▶ **Given problem a**
In the records, rewrite the stretch from "Text: R=22m: R=22m xyxy=(495,19,590,41)" through "I need the location" with "Bottom" changed to "Seabed" and everything else left the same. Give only those lines.

▶ **Quoted passage**
────

Without such evidence, the new partner, usually the legal heirs, would struggle to substantiate their partnership in the business, as exemplified in the case of Ali Muhammad and others v Faizullah and others (2017 PTD 1407).
Partnership consisting of only two partners:
If a partnership firm has more than two partners, the surviving partners can continue the firm after the death of a partner if they choose to do so.However, if a partnership firm has only two partners, the death of one partner will result in the dissolution of the firm. In such cases, it is advisable to create a new partnership with the legal heir(s) of the deceased partner, as mentioned in the 2019 PLD 395 case and supported by the Indian Jurisdiction Division Bench in the case of Sughrs and others v Babu (AIR 1952 Allah Abad 506). This is because partnership is a contractual matter and cannot be automatically imposed on the legal heirs without a new partnership contract.
Conduct of the partnership firm’s business after the death of a partner:
If the partnership firm continues after the death of a partner, the surviving partners can carry on the business in the same manner. If the bank or the general public is not informed about the partner’s death, the surviving partner can continue operating the bank account and conducting business as the legal representative of the deceased partner. This demonstrates the clear and unambiguous intention of the surviving partner to continue the business, as seen in the case of United Bank Ltd v Iftikhar and others [PLD 1990 Lahore 111]. If the deceased partner has executed an irrevocable general power of attorney, it remains valid after their death, unless it is challenged or revoked by the legal heir(s), as stated in the case of Muhammad Muqeem Sohail Builders and Developers v Shamsher Ali and others [2016 YLR 240].
It is important to note that when the legal heir(s) step into the shoes of the deceased partner, the partnership firm’s constitution remains the same and its status as a registered firm under the Income Tax Ordinance 1979 also remains intact, as confirmed by the Income Tax Tribunal Pakistan in the case reported as 2003 PTD (Trib.) 2189
Liability of estate of deceased partner:
As per Section 28 of the Act, all partners in a partnership firm are responsible if someone extends credit to the firm based on their representation. However, if a partner passes away, and the partnership continues without any changes, the legal heirs or estate of the deceased partner are not liable for the firm’s actions after their death, even if the deceased partner’s name is still used.

────

▶ **Given problem b**
From the text on a partner's death in a partnership firm, copy the stretch from "Conduct of the" through "[2016 YLR 240]." word for word.

────

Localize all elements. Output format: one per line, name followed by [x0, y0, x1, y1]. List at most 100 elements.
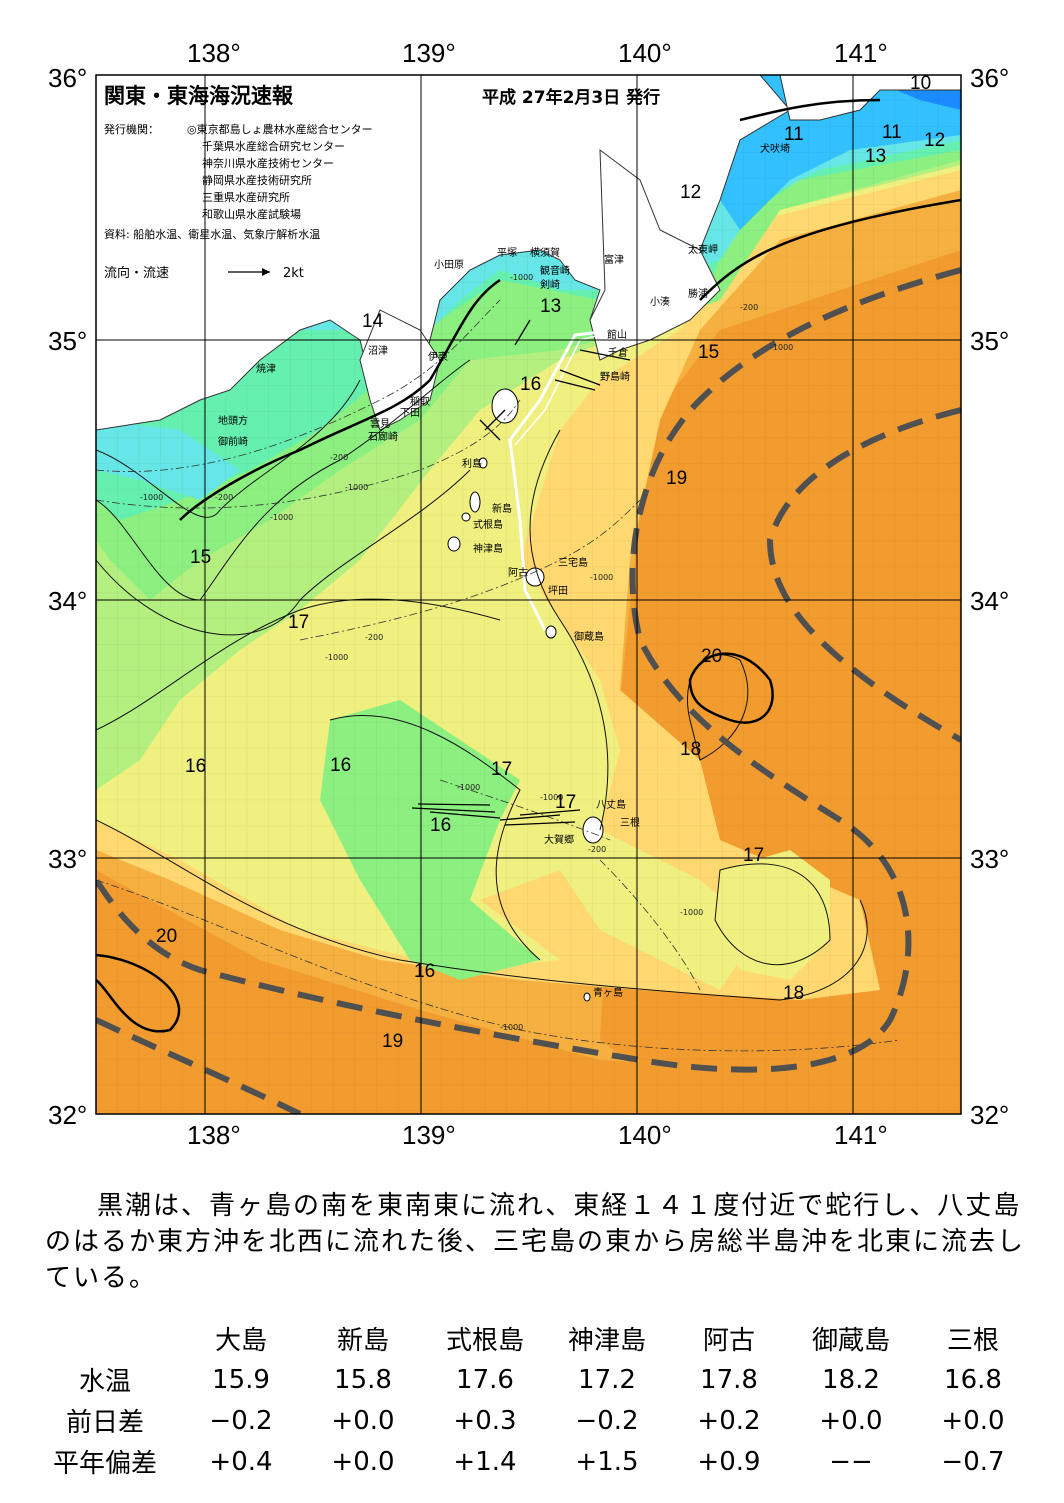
place-label: 新島: [492, 502, 512, 515]
depth-label: -200: [740, 303, 758, 312]
place-label: 犬吠埼: [760, 142, 790, 155]
lon-label: 138°: [187, 1120, 241, 1150]
isotherm-label: 18: [783, 983, 804, 1004]
station-name: 神津島: [567, 1326, 646, 1356]
table-header-row: 大島 新島 式根島 神津島 阿古 御蔵島 三根: [30, 1318, 1034, 1359]
station-name: 大島: [214, 1326, 267, 1356]
place-label: 三宅島: [558, 556, 588, 569]
place-label: 太東岬: [688, 243, 718, 256]
isotherm-label: 12: [680, 182, 701, 203]
place-label: 御前崎: [218, 435, 248, 448]
station-name: 三根: [946, 1326, 999, 1356]
lat-label: 34°: [970, 586, 1009, 616]
publisher-org: 神奈川県水産技術センター: [202, 156, 334, 170]
depth-label: -1000: [500, 1023, 523, 1032]
place-label: 大賀郷: [544, 833, 574, 846]
station-name: 新島: [336, 1326, 389, 1356]
table-cell: 15.9: [212, 1364, 270, 1395]
place-label: 沼津: [368, 344, 388, 357]
flow-legend-arrowhead: [262, 268, 270, 276]
lon-label: 141°: [834, 1120, 888, 1150]
data-source: 資料: 船舶水温、衛星水温、気象庁解析水温: [104, 227, 320, 241]
lon-label: 138°: [187, 38, 241, 68]
isotherm-label: 14: [362, 311, 384, 332]
station-name: 御蔵島: [811, 1326, 890, 1356]
depth-label: -1000: [770, 343, 793, 352]
isotherm-label: 17: [288, 612, 309, 633]
place-label: 御蔵島: [574, 630, 604, 643]
depth-label: -1000: [680, 908, 703, 917]
flow-legend: 流向・流速 2kt: [104, 265, 304, 281]
table-cell: −0.2: [575, 1405, 639, 1436]
graticule: [96, 75, 961, 1114]
isotherm-label: 15: [190, 547, 211, 568]
isotherm-labels: 10 11 11 12 13 12 13 14 15 16 19 15 17 2…: [156, 73, 945, 1052]
table-row: 平年偏差 +0.4 +0.0 +1.4 +1.5 +0.9 −− −0.7: [30, 1441, 1034, 1482]
isotherm-label: 20: [156, 926, 177, 947]
place-label: 小田原: [434, 259, 464, 271]
place-label: 石廊崎: [368, 430, 398, 443]
table-cell: +0.9: [697, 1446, 761, 1477]
place-label: 横須賀: [530, 246, 560, 259]
table-cell: +0.2: [697, 1405, 761, 1436]
depth-label: -1000: [590, 573, 613, 582]
island-niijima: [469, 491, 481, 513]
station-temperature-table: 大島 新島 式根島 神津島 阿古 御蔵島 三根 水温 15.9 15.8 17.…: [30, 1318, 1034, 1482]
kuroshio-description: 黒潮は、青ヶ島の南を東南東に流れ、東経１４１度付近で蛇行し、八丈島のはるか東方沖…: [45, 1188, 1025, 1296]
place-label: 剣崎: [540, 278, 560, 291]
place-label: 野島崎: [600, 370, 630, 383]
isotherm-label: 13: [865, 146, 886, 167]
table-cell: +0.0: [941, 1405, 1005, 1436]
table-cell: 17.8: [700, 1364, 758, 1395]
table-cell: 18.2: [822, 1364, 880, 1395]
depth-contours: [96, 299, 901, 1052]
place-label: 地頭方: [218, 414, 248, 427]
isotherm-label: 19: [382, 1031, 403, 1052]
isotherm-label: 17: [491, 759, 512, 780]
place-label: 伊東: [428, 350, 448, 363]
map-title: 関東・東海海況速報: [104, 84, 294, 108]
station-name: 式根島: [445, 1326, 524, 1356]
depth-label: -1000: [140, 493, 163, 502]
table-row: 水温 15.9 15.8 17.6 17.2 17.8 18.2 16.8: [30, 1359, 1034, 1400]
isotherm-label: 16: [185, 756, 206, 777]
island-kozushima: [447, 536, 461, 552]
table-cell: +0.3: [453, 1405, 517, 1436]
island-aogashima: [583, 992, 591, 1002]
lat-label: 32°: [970, 1100, 1009, 1130]
depth-label: -200: [215, 493, 233, 502]
table-cell: +1.4: [453, 1446, 517, 1477]
island-hachijojima: [582, 816, 604, 844]
depth-label: -1000: [510, 273, 533, 282]
row-label: 前日差: [65, 1408, 144, 1438]
lon-label: 140°: [618, 38, 672, 68]
place-label: 坪田: [548, 584, 568, 597]
lat-label: 36°: [970, 63, 1009, 93]
latitude-labels-right: 36° 35° 34° 33° 32°: [970, 63, 1009, 1130]
depth-label: -200: [330, 453, 348, 462]
depth-labels: -1000 -200 -1000 -200 -1000 -1000 -200 -…: [140, 273, 793, 1032]
kuroshio-axis: [96, 267, 961, 1114]
place-label: 稲取: [410, 396, 430, 408]
depth-label: -200: [365, 633, 383, 642]
place-label: 三根: [620, 816, 640, 829]
table-cell: +0.0: [331, 1446, 395, 1477]
lon-label: 141°: [834, 38, 888, 68]
island-miyakejima: [525, 567, 545, 587]
place-label: 神津島: [473, 542, 503, 555]
description-text: 黒潮は、青ヶ島の南を東南東に流れ、東経１４１度付近で蛇行し、八丈島のはるか東方沖…: [45, 1191, 1026, 1293]
flow-legend-unit: 2kt: [283, 266, 304, 281]
depth-label: -200: [588, 845, 606, 854]
isotherm-label: 19: [666, 468, 687, 489]
ship-track-2: [514, 334, 601, 446]
lat-label: 33°: [48, 844, 87, 874]
depth-label: -1000: [270, 513, 293, 522]
place-label: 焼津: [256, 363, 276, 375]
longitude-labels-top: 138° 139° 140° 141°: [187, 38, 888, 68]
isotherm-label: 16: [414, 961, 435, 982]
lat-label: 33°: [970, 844, 1009, 874]
table-cell: 17.6: [456, 1364, 514, 1395]
place-label: 千倉: [608, 346, 628, 359]
place-label: 阿古: [508, 566, 528, 579]
table-cell: +1.5: [575, 1446, 639, 1477]
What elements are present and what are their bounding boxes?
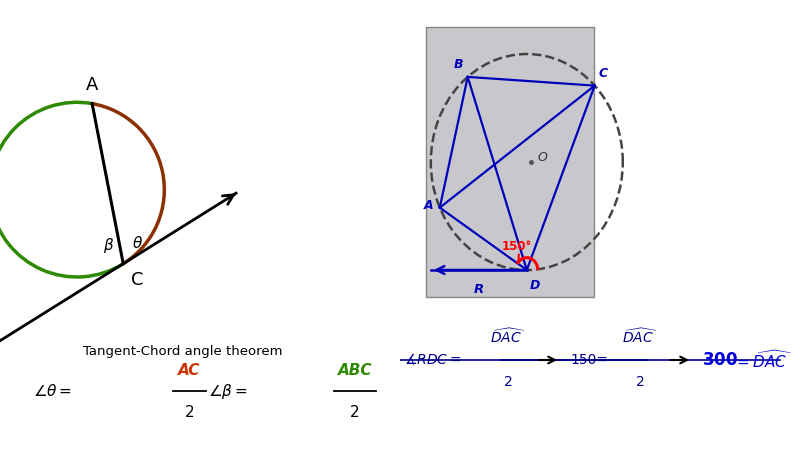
Text: B: B: [454, 58, 464, 72]
Text: C: C: [598, 67, 608, 80]
Text: AC: AC: [178, 363, 201, 378]
Text: $\widehat{DAC}$: $\widehat{DAC}$: [490, 327, 526, 346]
Text: $\angle\beta=$: $\angle\beta=$: [208, 382, 247, 401]
Text: A: A: [86, 76, 98, 94]
Text: R: R: [474, 283, 484, 296]
FancyBboxPatch shape: [426, 27, 594, 297]
Text: 2: 2: [350, 405, 360, 420]
Text: 2: 2: [636, 375, 644, 389]
Text: $\mathbf{300}$: $\mathbf{300}$: [702, 351, 738, 369]
Text: 150°: 150°: [502, 240, 532, 253]
Text: $\widehat{DAC}$: $\widehat{DAC}$: [622, 327, 658, 346]
Text: Tangent-Chord angle theorem: Tangent-Chord angle theorem: [83, 346, 282, 358]
Text: 2: 2: [185, 405, 194, 420]
Text: D: D: [530, 279, 540, 292]
Text: $=\widehat{DAC}$: $=\widehat{DAC}$: [734, 349, 792, 371]
Text: A: A: [424, 199, 434, 212]
Text: 150=: 150=: [570, 353, 608, 367]
Text: θ: θ: [133, 236, 142, 251]
Text: C: C: [130, 271, 143, 289]
Text: $\angle\theta=$: $\angle\theta=$: [34, 383, 72, 400]
Text: O: O: [538, 151, 548, 164]
Text: 2: 2: [504, 375, 512, 389]
Text: ABC: ABC: [338, 363, 373, 378]
Text: β: β: [103, 238, 113, 253]
Text: $\measuredangle RDC=$: $\measuredangle RDC=$: [404, 352, 462, 368]
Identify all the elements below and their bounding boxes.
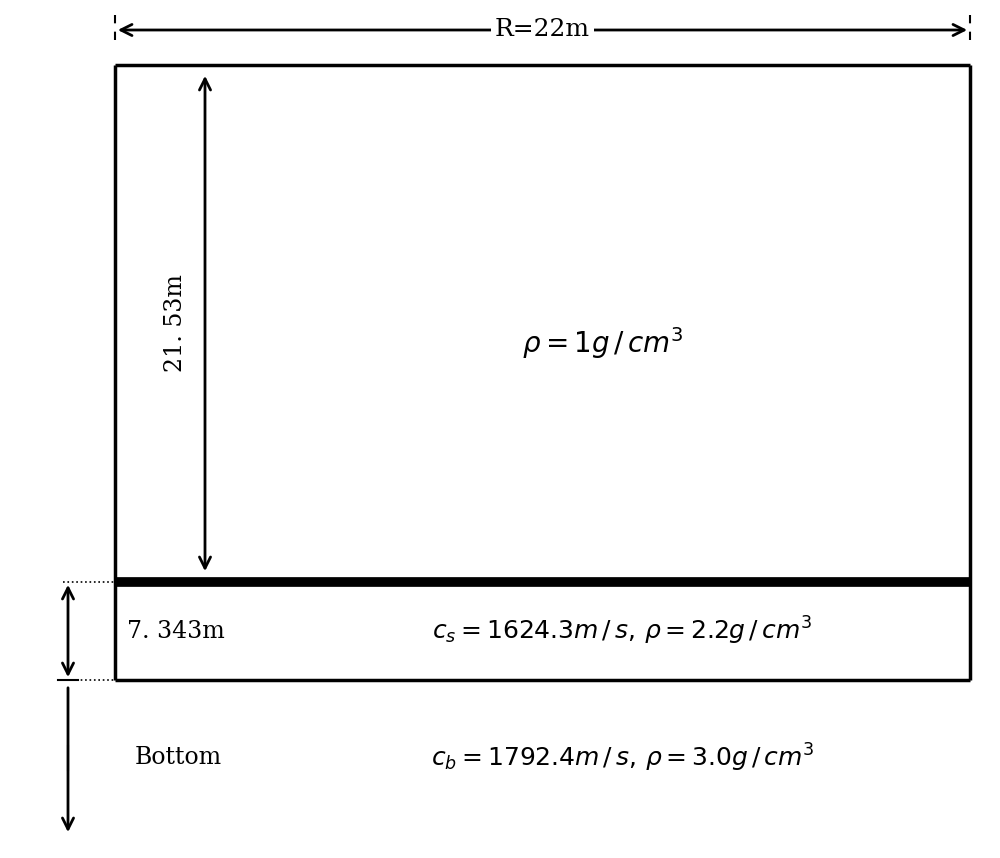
Text: R=22m: R=22m xyxy=(495,19,590,41)
Text: 21. 53m: 21. 53m xyxy=(164,275,186,372)
Text: $c_b=1792.4m\,/\,s,\,\rho=3.0g\,/\,cm^3$: $c_b=1792.4m\,/\,s,\,\rho=3.0g\,/\,cm^3$ xyxy=(431,741,814,774)
Text: 7. 343m: 7. 343m xyxy=(127,619,225,643)
Text: Bottom: Bottom xyxy=(135,746,222,769)
Text: $\rho=1g\,/\,cm^3$: $\rho=1g\,/\,cm^3$ xyxy=(522,325,683,361)
Text: $c_s=1624.3m\,/\,s,\,\rho=2.2g\,/\,cm^3$: $c_s=1624.3m\,/\,s,\,\rho=2.2g\,/\,cm^3$ xyxy=(432,615,813,647)
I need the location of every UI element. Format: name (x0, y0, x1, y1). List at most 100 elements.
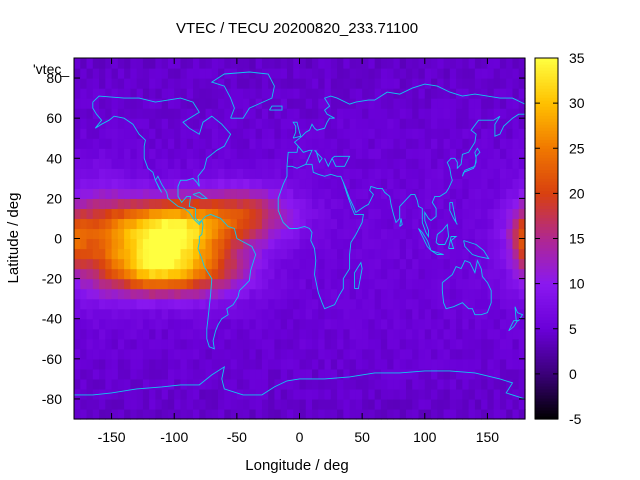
heatmap-cell (399, 268, 407, 280)
heatmap-cell (405, 158, 413, 169)
heatmap-cell (518, 278, 526, 290)
colorbar-strip (535, 151, 558, 155)
heatmap-cell (236, 248, 244, 260)
heatmap-cell (337, 338, 344, 350)
heatmap-cell (211, 208, 219, 220)
heatmap-cell (174, 298, 182, 310)
heatmap-cell (224, 248, 232, 260)
heatmap-cell (149, 288, 157, 300)
heatmap-cell (293, 248, 301, 260)
heatmap-cell (305, 258, 313, 270)
heatmap-cell (462, 368, 470, 380)
heatmap-cell (305, 198, 313, 210)
heatmap-cell (405, 268, 413, 280)
heatmap-cell (443, 268, 451, 280)
heatmap-cell (255, 298, 263, 310)
heatmap-cell (124, 398, 131, 410)
heatmap-cell (437, 278, 445, 290)
heatmap-cell (80, 368, 88, 380)
heatmap-cell (324, 288, 332, 300)
heatmap-cell (149, 188, 157, 199)
heatmap-cell (205, 78, 213, 89)
heatmap-cell (293, 338, 301, 350)
heatmap-cell (418, 348, 426, 360)
heatmap-cell (124, 318, 131, 330)
heatmap-cell (506, 58, 514, 69)
colorbar-strip (535, 346, 558, 351)
heatmap-cell (424, 88, 432, 99)
heatmap-cell (380, 348, 388, 360)
heatmap-cell (211, 188, 219, 199)
heatmap-cell (286, 188, 294, 199)
heatmap-cell (312, 208, 319, 220)
heatmap-cell (211, 338, 219, 350)
heatmap-cell (293, 358, 301, 370)
heatmap-cell (343, 128, 351, 139)
heatmap-cell (399, 248, 407, 260)
heatmap-cell (456, 288, 463, 300)
heatmap-cell (456, 278, 463, 290)
heatmap-cell (393, 158, 401, 169)
heatmap-cell (180, 228, 188, 240)
heatmap-cell (387, 298, 395, 310)
colorbar-strip (535, 88, 558, 92)
heatmap-cell (243, 148, 250, 159)
heatmap-cell (405, 288, 413, 300)
heatmap-cell (418, 158, 426, 169)
heatmap-cell (468, 108, 476, 119)
heatmap-cell (305, 128, 313, 139)
heatmap-cell (474, 308, 482, 320)
heatmap-cell (443, 148, 451, 159)
heatmap-cell (349, 128, 357, 139)
heatmap-cell (174, 68, 182, 79)
heatmap-cell (312, 398, 319, 410)
heatmap-cell (424, 128, 432, 139)
heatmap-cell (424, 98, 432, 109)
heatmap-cell (180, 378, 188, 390)
heatmap-cell (243, 258, 250, 270)
heatmap-cell (355, 78, 363, 89)
heatmap-cell (443, 338, 451, 350)
heatmap-cell (418, 58, 426, 69)
heatmap-cell (468, 148, 476, 159)
heatmap-cell (487, 278, 495, 290)
heatmap-cell (92, 258, 100, 270)
heatmap-cell (261, 148, 269, 159)
heatmap-cell (218, 388, 225, 400)
heatmap-cell (261, 218, 269, 230)
heatmap-cell (280, 138, 288, 149)
heatmap-cell (174, 378, 182, 390)
heatmap-cell (218, 108, 225, 119)
heatmap-cell (280, 88, 288, 99)
heatmap-cell (224, 398, 232, 410)
heatmap-cell (493, 128, 501, 139)
coastline (269, 105, 283, 111)
heatmap-cell (249, 148, 257, 159)
heatmap-cell (431, 198, 438, 210)
colorbar-strip (535, 109, 558, 113)
heatmap-cell (299, 248, 307, 260)
heatmap-cell (380, 188, 388, 199)
heatmap-cell (456, 398, 463, 410)
heatmap-cell (243, 388, 250, 400)
heatmap-cell (255, 138, 263, 149)
heatmap-cell (468, 388, 476, 400)
heatmap-cell (274, 278, 282, 290)
x-tick-label: 150 (476, 429, 500, 445)
heatmap-cell (99, 168, 106, 179)
heatmap-cell (74, 228, 81, 240)
heatmap-cell (380, 338, 388, 350)
colorbar-strip (535, 253, 558, 258)
heatmap-cell (174, 348, 182, 360)
heatmap-cell (437, 308, 445, 320)
heatmap-cell (418, 248, 426, 260)
colorbar-strip (535, 166, 558, 170)
heatmap-cell (481, 288, 489, 300)
heatmap-cell (117, 288, 125, 300)
heatmap-cell (205, 368, 213, 380)
heatmap-cell (205, 398, 213, 410)
heatmap-cell (236, 198, 244, 210)
x-tick-label: 100 (413, 429, 437, 445)
colorbar-strip (535, 208, 558, 213)
heatmap-cell (487, 308, 495, 320)
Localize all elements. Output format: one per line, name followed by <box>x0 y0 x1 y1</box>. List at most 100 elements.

────

▶ **Worked solution a**
Text: R=22m: R=22m xyxy=(495,19,590,41)
Text: 21. 53m: 21. 53m xyxy=(164,275,186,372)
Text: $c_b=1792.4m\,/\,s,\,\rho=3.0g\,/\,cm^3$: $c_b=1792.4m\,/\,s,\,\rho=3.0g\,/\,cm^3$ xyxy=(431,741,814,774)
Text: 7. 343m: 7. 343m xyxy=(127,619,225,643)
Text: Seabed: Seabed xyxy=(135,746,222,769)
Text: $\rho=1g\,/\,cm^3$: $\rho=1g\,/\,cm^3$ xyxy=(522,325,683,361)
Text: $c_s=1624.3m\,/\,s,\,\rho=2.2g\,/\,cm^3$: $c_s=1624.3m\,/\,s,\,\rho=2.2g\,/\,cm^3$ xyxy=(432,615,813,647)
I need the location of every UI element. Format: name (x0, y0, x1, y1). List at most 100 elements.

▶ **Worked solution b**
Conduct of the partnership firm’s business after the death of a partner:
If the partnership firm continues after the death of a partner, the surviving partners can carry on the business in the same manner. If the bank or the general public is not informed about the partner’s death, the surviving partner can continue operating the bank account and conducting business as the legal representative of the deceased partner. This demonstrates the clear and unambiguous intention of the surviving partner to continue the business, as seen in the case of United Bank Ltd v Iftikhar and others [PLD 1990 Lahore 111]. If the deceased partner has executed an irrevocable general power of attorney, it remains valid after their death, unless it is challenged or revoked by the legal heir(s), as stated in the case of Muhammad Muqeem Sohail Builders and Developers v Shamsher Ali and others [2016 YLR 240].